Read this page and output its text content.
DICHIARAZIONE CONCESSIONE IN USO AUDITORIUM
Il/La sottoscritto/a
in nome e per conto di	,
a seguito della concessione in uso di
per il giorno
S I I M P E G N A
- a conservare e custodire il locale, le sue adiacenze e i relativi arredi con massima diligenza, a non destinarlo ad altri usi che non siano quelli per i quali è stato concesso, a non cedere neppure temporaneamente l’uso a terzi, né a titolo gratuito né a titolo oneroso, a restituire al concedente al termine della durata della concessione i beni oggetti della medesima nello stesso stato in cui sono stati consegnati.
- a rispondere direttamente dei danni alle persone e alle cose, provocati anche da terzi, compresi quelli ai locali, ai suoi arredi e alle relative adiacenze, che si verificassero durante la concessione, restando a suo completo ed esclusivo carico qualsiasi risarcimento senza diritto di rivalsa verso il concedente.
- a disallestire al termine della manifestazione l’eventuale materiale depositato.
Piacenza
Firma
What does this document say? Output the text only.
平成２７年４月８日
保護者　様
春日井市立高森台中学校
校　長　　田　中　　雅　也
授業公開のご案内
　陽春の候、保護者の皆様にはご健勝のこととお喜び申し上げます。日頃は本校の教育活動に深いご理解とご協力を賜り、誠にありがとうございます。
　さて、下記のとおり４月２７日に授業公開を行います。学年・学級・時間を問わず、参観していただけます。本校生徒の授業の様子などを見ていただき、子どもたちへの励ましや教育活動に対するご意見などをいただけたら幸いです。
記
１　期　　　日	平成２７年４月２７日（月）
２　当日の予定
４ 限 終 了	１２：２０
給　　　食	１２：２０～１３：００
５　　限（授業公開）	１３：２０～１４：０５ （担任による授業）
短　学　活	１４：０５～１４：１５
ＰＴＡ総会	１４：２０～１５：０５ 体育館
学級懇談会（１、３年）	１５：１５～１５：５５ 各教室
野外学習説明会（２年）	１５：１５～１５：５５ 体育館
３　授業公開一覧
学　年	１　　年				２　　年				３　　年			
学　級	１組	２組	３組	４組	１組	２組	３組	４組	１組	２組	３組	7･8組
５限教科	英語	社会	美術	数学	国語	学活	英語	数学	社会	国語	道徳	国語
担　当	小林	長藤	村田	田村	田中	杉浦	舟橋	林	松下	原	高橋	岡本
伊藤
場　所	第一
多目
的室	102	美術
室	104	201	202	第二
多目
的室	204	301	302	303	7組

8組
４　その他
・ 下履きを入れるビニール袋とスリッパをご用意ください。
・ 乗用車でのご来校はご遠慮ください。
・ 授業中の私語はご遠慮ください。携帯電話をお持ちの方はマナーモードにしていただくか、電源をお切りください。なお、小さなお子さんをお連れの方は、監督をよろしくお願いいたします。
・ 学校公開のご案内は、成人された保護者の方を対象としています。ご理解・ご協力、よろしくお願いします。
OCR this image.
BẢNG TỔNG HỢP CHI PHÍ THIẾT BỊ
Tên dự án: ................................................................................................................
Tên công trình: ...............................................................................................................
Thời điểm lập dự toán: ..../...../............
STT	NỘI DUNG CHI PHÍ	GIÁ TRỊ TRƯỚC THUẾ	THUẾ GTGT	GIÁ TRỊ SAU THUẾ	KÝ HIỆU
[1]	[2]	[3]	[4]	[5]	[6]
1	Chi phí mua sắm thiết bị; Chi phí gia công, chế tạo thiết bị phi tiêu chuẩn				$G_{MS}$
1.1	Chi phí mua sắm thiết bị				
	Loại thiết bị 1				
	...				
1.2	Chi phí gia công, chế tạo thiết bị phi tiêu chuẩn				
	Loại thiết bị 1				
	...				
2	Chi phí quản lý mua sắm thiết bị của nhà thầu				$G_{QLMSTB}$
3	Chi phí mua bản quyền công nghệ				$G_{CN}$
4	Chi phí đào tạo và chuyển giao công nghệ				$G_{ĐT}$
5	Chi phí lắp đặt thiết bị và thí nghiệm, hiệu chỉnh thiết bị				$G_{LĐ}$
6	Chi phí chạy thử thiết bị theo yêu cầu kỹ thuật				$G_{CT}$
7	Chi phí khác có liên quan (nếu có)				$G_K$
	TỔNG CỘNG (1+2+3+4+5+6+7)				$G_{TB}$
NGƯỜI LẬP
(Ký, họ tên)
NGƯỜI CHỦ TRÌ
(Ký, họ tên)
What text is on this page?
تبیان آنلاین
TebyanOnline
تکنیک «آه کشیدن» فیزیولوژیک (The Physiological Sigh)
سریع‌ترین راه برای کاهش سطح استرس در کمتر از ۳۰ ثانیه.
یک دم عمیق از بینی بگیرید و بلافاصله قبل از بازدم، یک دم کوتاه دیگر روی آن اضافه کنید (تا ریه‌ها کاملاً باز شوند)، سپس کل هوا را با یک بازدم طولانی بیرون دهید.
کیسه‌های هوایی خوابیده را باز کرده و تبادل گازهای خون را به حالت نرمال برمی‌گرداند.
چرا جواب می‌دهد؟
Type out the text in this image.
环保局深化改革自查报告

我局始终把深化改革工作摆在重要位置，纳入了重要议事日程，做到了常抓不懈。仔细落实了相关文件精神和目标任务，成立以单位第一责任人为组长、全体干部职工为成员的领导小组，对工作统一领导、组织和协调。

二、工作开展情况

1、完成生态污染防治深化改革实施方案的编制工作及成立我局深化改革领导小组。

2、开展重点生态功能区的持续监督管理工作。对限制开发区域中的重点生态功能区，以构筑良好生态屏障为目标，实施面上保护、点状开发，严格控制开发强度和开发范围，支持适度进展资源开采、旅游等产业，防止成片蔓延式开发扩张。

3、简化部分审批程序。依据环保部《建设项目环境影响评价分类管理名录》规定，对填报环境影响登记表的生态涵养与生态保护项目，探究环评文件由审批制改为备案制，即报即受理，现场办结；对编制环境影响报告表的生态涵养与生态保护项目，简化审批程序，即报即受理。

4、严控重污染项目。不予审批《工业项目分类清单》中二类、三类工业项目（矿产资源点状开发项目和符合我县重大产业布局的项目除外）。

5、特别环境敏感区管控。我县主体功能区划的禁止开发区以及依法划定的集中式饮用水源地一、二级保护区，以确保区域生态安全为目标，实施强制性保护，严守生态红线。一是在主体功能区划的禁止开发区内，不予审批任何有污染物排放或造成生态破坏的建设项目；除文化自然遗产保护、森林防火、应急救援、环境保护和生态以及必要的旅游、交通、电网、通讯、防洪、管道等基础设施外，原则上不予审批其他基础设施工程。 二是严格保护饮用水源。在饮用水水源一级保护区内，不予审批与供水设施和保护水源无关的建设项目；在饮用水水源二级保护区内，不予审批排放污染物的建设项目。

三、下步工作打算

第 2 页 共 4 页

◇ ◇ ◇ ◇ ◇

Copy out each line of the listing that holds "nghệ".

3	Chi phí mua bản quyền công nghệ				$G_{CN}$
4	Chi phí đào tạo và chuyển giao công nghệ				$G_{ĐT}$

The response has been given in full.